* WRITTEN EXERCISE:
All of the data that follows should be retyped exactly, please, except the pictures.

* SUPPLIED DATA:
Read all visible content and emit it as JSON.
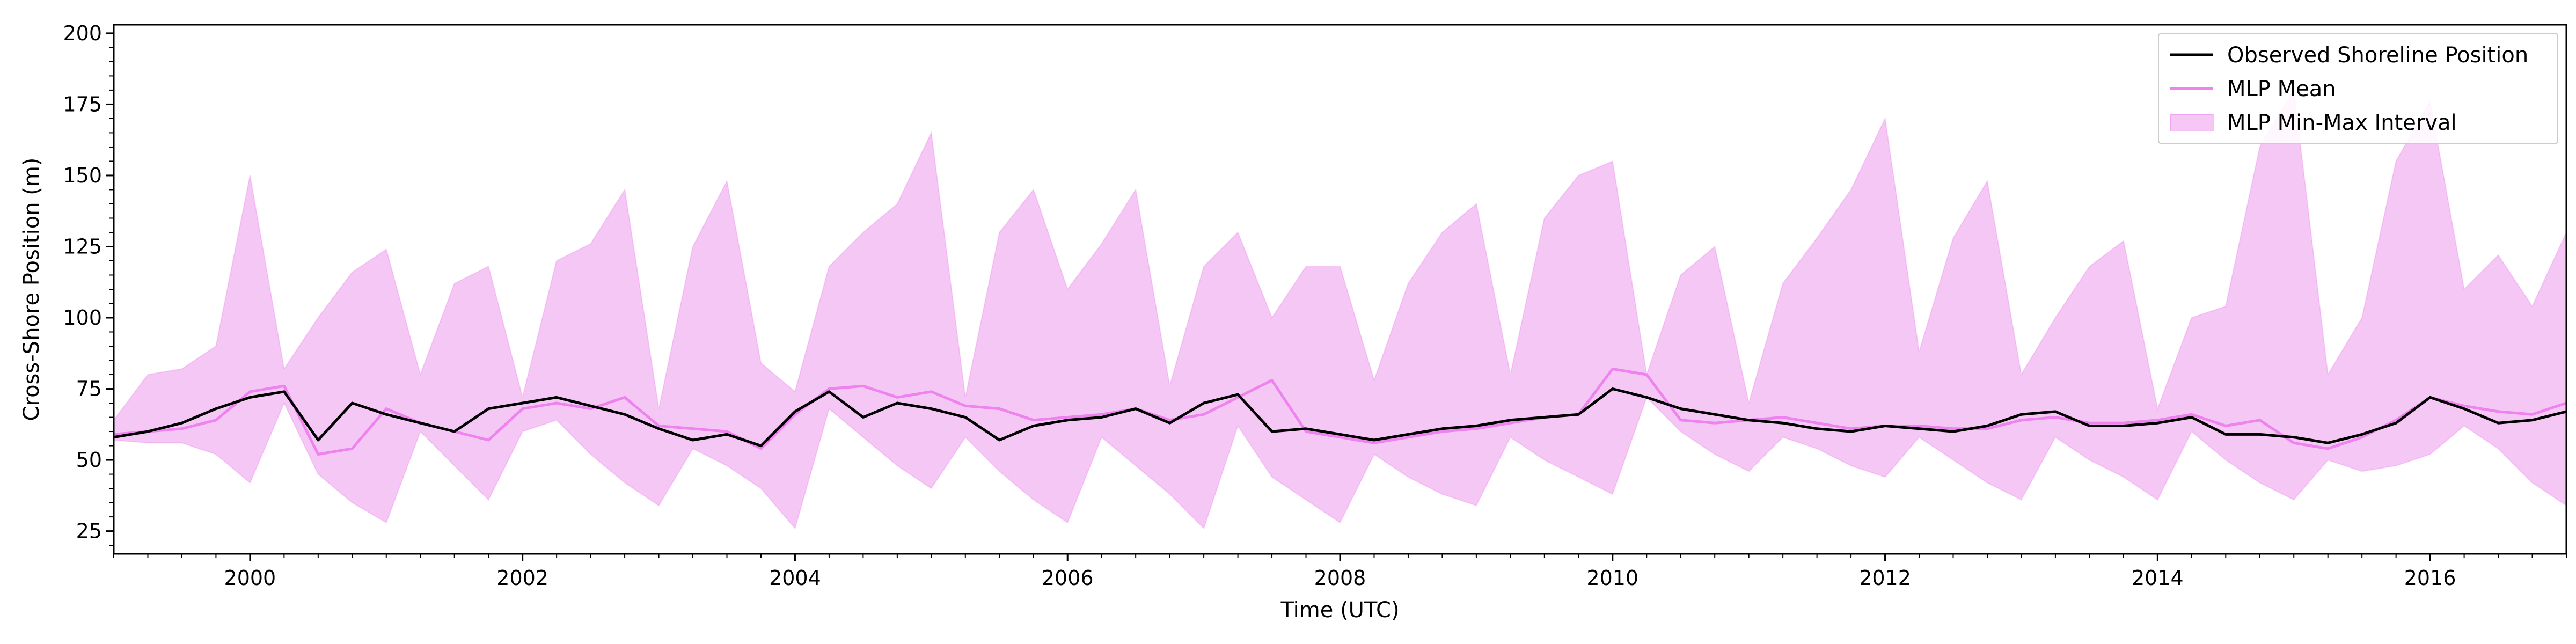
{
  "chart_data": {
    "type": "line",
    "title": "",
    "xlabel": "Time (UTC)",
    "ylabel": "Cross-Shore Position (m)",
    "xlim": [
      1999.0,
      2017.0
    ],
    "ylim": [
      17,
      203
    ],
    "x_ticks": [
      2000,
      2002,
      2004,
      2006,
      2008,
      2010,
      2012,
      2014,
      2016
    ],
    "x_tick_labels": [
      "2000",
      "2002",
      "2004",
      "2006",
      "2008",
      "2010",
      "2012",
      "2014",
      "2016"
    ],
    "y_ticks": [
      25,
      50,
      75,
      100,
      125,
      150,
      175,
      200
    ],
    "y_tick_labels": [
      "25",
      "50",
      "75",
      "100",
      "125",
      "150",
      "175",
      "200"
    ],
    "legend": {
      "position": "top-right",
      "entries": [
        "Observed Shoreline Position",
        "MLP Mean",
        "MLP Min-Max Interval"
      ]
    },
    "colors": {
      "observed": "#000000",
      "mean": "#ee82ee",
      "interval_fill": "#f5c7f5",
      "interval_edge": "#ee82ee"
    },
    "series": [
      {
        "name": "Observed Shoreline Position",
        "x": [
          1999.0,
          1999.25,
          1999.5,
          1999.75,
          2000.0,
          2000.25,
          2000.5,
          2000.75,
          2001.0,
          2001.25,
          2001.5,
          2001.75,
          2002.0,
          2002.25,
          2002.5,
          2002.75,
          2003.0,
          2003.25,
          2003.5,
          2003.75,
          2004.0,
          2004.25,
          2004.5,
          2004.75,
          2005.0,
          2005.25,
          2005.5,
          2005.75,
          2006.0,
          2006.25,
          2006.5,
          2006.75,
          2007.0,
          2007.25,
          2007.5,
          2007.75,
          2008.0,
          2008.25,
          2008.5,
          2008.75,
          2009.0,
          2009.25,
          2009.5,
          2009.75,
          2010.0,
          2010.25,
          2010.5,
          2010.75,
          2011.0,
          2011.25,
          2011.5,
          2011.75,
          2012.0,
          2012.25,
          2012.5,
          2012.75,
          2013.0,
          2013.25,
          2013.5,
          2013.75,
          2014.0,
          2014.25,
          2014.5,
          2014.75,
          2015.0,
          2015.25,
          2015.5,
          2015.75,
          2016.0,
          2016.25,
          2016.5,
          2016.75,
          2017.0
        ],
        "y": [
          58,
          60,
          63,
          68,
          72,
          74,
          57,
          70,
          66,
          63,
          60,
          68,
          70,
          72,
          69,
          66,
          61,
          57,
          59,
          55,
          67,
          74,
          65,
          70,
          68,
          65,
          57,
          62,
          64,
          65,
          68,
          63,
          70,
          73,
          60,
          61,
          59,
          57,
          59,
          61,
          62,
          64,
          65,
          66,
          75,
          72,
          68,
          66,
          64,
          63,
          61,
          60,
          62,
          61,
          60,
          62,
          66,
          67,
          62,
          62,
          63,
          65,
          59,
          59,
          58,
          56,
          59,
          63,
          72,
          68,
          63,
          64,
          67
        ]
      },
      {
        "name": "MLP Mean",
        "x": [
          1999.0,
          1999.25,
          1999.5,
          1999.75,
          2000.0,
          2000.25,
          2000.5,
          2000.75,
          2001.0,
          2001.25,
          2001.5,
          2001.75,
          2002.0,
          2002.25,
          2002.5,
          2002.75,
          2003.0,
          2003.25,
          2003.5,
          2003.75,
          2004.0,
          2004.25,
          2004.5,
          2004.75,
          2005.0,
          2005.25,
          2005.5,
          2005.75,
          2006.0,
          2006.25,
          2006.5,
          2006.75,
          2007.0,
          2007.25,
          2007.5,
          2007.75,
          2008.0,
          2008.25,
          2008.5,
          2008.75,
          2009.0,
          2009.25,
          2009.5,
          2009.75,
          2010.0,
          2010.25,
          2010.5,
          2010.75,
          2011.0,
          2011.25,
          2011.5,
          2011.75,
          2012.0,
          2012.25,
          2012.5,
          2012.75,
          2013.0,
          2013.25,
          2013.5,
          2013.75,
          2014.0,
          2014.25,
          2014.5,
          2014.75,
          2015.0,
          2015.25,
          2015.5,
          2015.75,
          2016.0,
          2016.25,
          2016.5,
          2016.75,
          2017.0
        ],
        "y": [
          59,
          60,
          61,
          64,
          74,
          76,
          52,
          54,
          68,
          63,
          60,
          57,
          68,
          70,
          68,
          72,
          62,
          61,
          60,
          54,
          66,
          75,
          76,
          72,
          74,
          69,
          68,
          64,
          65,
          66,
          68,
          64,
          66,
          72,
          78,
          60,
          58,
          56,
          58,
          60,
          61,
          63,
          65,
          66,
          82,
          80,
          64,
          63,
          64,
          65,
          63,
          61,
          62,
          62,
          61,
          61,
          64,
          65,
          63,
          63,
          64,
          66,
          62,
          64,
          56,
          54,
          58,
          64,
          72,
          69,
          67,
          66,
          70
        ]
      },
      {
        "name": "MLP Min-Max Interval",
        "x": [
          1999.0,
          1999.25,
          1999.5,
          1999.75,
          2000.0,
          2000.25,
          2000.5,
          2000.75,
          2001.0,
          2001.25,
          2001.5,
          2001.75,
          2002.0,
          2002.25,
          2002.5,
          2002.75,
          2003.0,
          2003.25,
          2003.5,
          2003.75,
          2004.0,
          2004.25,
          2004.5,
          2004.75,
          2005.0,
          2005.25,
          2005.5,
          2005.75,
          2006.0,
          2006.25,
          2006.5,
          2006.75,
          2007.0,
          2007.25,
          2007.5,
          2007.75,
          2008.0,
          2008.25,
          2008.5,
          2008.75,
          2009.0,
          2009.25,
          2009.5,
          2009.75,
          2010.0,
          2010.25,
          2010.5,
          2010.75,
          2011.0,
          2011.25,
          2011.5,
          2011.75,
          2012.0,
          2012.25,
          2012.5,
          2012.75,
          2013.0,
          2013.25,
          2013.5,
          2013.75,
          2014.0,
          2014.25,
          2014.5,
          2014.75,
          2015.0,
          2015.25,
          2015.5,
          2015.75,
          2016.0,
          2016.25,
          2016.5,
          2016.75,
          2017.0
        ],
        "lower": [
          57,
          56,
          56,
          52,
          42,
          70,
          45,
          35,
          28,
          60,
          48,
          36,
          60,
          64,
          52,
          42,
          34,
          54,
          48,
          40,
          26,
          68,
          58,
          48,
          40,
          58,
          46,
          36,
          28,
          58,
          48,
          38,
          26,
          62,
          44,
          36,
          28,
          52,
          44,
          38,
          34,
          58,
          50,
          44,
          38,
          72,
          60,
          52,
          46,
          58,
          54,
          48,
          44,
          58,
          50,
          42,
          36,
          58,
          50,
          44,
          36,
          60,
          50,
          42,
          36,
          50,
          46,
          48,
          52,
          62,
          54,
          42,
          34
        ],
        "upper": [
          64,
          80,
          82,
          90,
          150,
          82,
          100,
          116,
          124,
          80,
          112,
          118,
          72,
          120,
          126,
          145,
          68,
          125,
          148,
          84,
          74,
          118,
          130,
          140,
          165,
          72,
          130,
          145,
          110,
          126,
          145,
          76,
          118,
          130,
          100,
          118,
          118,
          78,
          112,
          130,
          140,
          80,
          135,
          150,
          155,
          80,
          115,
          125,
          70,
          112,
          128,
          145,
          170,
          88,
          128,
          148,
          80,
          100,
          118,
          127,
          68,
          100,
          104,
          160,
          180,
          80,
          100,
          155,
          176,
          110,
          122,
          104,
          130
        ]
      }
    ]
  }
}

* RESULT OF THIS EXERCISE:
Read all visible content and emit it as JSON.
{
  "chart_data": {
    "type": "line",
    "title": "",
    "xlabel": "Time (UTC)",
    "ylabel": "Cross-Shore Position (m)",
    "xlim": [
      1999.0,
      2017.0
    ],
    "ylim": [
      17,
      203
    ],
    "x_ticks": [
      2000,
      2002,
      2004,
      2006,
      2008,
      2010,
      2012,
      2014,
      2016
    ],
    "x_tick_labels": [
      "2000",
      "2002",
      "2004",
      "2006",
      "2008",
      "2010",
      "2012",
      "2014",
      "2016"
    ],
    "y_ticks": [
      25,
      50,
      75,
      100,
      125,
      150,
      175,
      200
    ],
    "y_tick_labels": [
      "25",
      "50",
      "75",
      "100",
      "125",
      "150",
      "175",
      "200"
    ],
    "legend": {
      "position": "top-right",
      "entries": [
        "Observed Shoreline Position",
        "MLP Mean",
        "MLP Min-Max Interval"
      ]
    },
    "colors": {
      "observed": "#000000",
      "mean": "#ee82ee",
      "interval_fill": "#f5c7f5",
      "interval_edge": "#ee82ee"
    },
    "series": [
      {
        "name": "Observed Shoreline Position",
        "x": [
          1999.0,
          1999.25,
          1999.5,
          1999.75,
          2000.0,
          2000.25,
          2000.5,
          2000.75,
          2001.0,
          2001.25,
          2001.5,
          2001.75,
          2002.0,
          2002.25,
          2002.5,
          2002.75,
          2003.0,
          2003.25,
          2003.5,
          2003.75,
          2004.0,
          2004.25,
          2004.5,
          2004.75,
          2005.0,
          2005.25,
          2005.5,
          2005.75,
          2006.0,
          2006.25,
          2006.5,
          2006.75,
          2007.0,
          2007.25,
          2007.5,
          2007.75,
          2008.0,
          2008.25,
          2008.5,
          2008.75,
          2009.0,
          2009.25,
          2009.5,
          2009.75,
          2010.0,
          2010.25,
          2010.5,
          2010.75,
          2011.0,
          2011.25,
          2011.5,
          2011.75,
          2012.0,
          2012.25,
          2012.5,
          2012.75,
          2013.0,
          2013.25,
          2013.5,
          2013.75,
          2014.0,
          2014.25,
          2014.5,
          2014.75,
          2015.0,
          2015.25,
          2015.5,
          2015.75,
          2016.0,
          2016.25,
          2016.5,
          2016.75,
          2017.0
        ],
        "y": [
          58,
          60,
          63,
          68,
          72,
          74,
          57,
          70,
          66,
          63,
          60,
          68,
          70,
          72,
          69,
          66,
          61,
          57,
          59,
          55,
          67,
          74,
          65,
          70,
          68,
          65,
          57,
          62,
          64,
          65,
          68,
          63,
          70,
          73,
          60,
          61,
          59,
          57,
          59,
          61,
          62,
          64,
          65,
          66,
          75,
          72,
          68,
          66,
          64,
          63,
          61,
          60,
          62,
          61,
          60,
          62,
          66,
          67,
          62,
          62,
          63,
          65,
          59,
          59,
          58,
          56,
          59,
          63,
          72,
          68,
          63,
          64,
          67
        ]
      },
      {
        "name": "MLP Mean",
        "x": [
          1999.0,
          1999.25,
          1999.5,
          1999.75,
          2000.0,
          2000.25,
          2000.5,
          2000.75,
          2001.0,
          2001.25,
          2001.5,
          2001.75,
          2002.0,
          2002.25,
          2002.5,
          2002.75,
          2003.0,
          2003.25,
          2003.5,
          2003.75,
          2004.0,
          2004.25,
          2004.5,
          2004.75,
          2005.0,
          2005.25,
          2005.5,
          2005.75,
          2006.0,
          2006.25,
          2006.5,
          2006.75,
          2007.0,
          2007.25,
          2007.5,
          2007.75,
          2008.0,
          2008.25,
          2008.5,
          2008.75,
          2009.0,
          2009.25,
          2009.5,
          2009.75,
          2010.0,
          2010.25,
          2010.5,
          2010.75,
          2011.0,
          2011.25,
          2011.5,
          2011.75,
          2012.0,
          2012.25,
          2012.5,
          2012.75,
          2013.0,
          2013.25,
          2013.5,
          2013.75,
          2014.0,
          2014.25,
          2014.5,
          2014.75,
          2015.0,
          2015.25,
          2015.5,
          2015.75,
          2016.0,
          2016.25,
          2016.5,
          2016.75,
          2017.0
        ],
        "y": [
          59,
          60,
          61,
          64,
          74,
          76,
          52,
          54,
          68,
          63,
          60,
          57,
          68,
          70,
          68,
          72,
          62,
          61,
          60,
          54,
          66,
          75,
          76,
          72,
          74,
          69,
          68,
          64,
          65,
          66,
          68,
          64,
          66,
          72,
          78,
          60,
          58,
          56,
          58,
          60,
          61,
          63,
          65,
          66,
          82,
          80,
          64,
          63,
          64,
          65,
          63,
          61,
          62,
          62,
          61,
          61,
          64,
          65,
          63,
          63,
          64,
          66,
          62,
          64,
          56,
          54,
          58,
          64,
          72,
          69,
          67,
          66,
          70
        ]
      },
      {
        "name": "MLP Min-Max Interval",
        "x": [
          1999.0,
          1999.25,
          1999.5,
          1999.75,
          2000.0,
          2000.25,
          2000.5,
          2000.75,
          2001.0,
          2001.25,
          2001.5,
          2001.75,
          2002.0,
          2002.25,
          2002.5,
          2002.75,
          2003.0,
          2003.25,
          2003.5,
          2003.75,
          2004.0,
          2004.25,
          2004.5,
          2004.75,
          2005.0,
          2005.25,
          2005.5,
          2005.75,
          2006.0,
          2006.25,
          2006.5,
          2006.75,
          2007.0,
          2007.25,
          2007.5,
          2007.75,
          2008.0,
          2008.25,
          2008.5,
          2008.75,
          2009.0,
          2009.25,
          2009.5,
          2009.75,
          2010.0,
          2010.25,
          2010.5,
          2010.75,
          2011.0,
          2011.25,
          2011.5,
          2011.75,
          2012.0,
          2012.25,
          2012.5,
          2012.75,
          2013.0,
          2013.25,
          2013.5,
          2013.75,
          2014.0,
          2014.25,
          2014.5,
          2014.75,
          2015.0,
          2015.25,
          2015.5,
          2015.75,
          2016.0,
          2016.25,
          2016.5,
          2016.75,
          2017.0
        ],
        "lower": [
          57,
          56,
          56,
          52,
          42,
          70,
          45,
          35,
          28,
          60,
          48,
          36,
          60,
          64,
          52,
          42,
          34,
          54,
          48,
          40,
          26,
          68,
          58,
          48,
          40,
          58,
          46,
          36,
          28,
          58,
          48,
          38,
          26,
          62,
          44,
          36,
          28,
          52,
          44,
          38,
          34,
          58,
          50,
          44,
          38,
          72,
          60,
          52,
          46,
          58,
          54,
          48,
          44,
          58,
          50,
          42,
          36,
          58,
          50,
          44,
          36,
          60,
          50,
          42,
          36,
          50,
          46,
          48,
          52,
          62,
          54,
          42,
          34
        ],
        "upper": [
          64,
          80,
          82,
          90,
          150,
          82,
          100,
          116,
          124,
          80,
          112,
          118,
          72,
          120,
          126,
          145,
          68,
          125,
          148,
          84,
          74,
          118,
          130,
          140,
          165,
          72,
          130,
          145,
          110,
          126,
          145,
          76,
          118,
          130,
          100,
          118,
          118,
          78,
          112,
          130,
          140,
          80,
          135,
          150,
          155,
          80,
          115,
          125,
          70,
          112,
          128,
          145,
          170,
          88,
          128,
          148,
          80,
          100,
          118,
          127,
          68,
          100,
          104,
          160,
          180,
          80,
          100,
          155,
          176,
          110,
          122,
          104,
          130
        ]
      }
    ]
  }
}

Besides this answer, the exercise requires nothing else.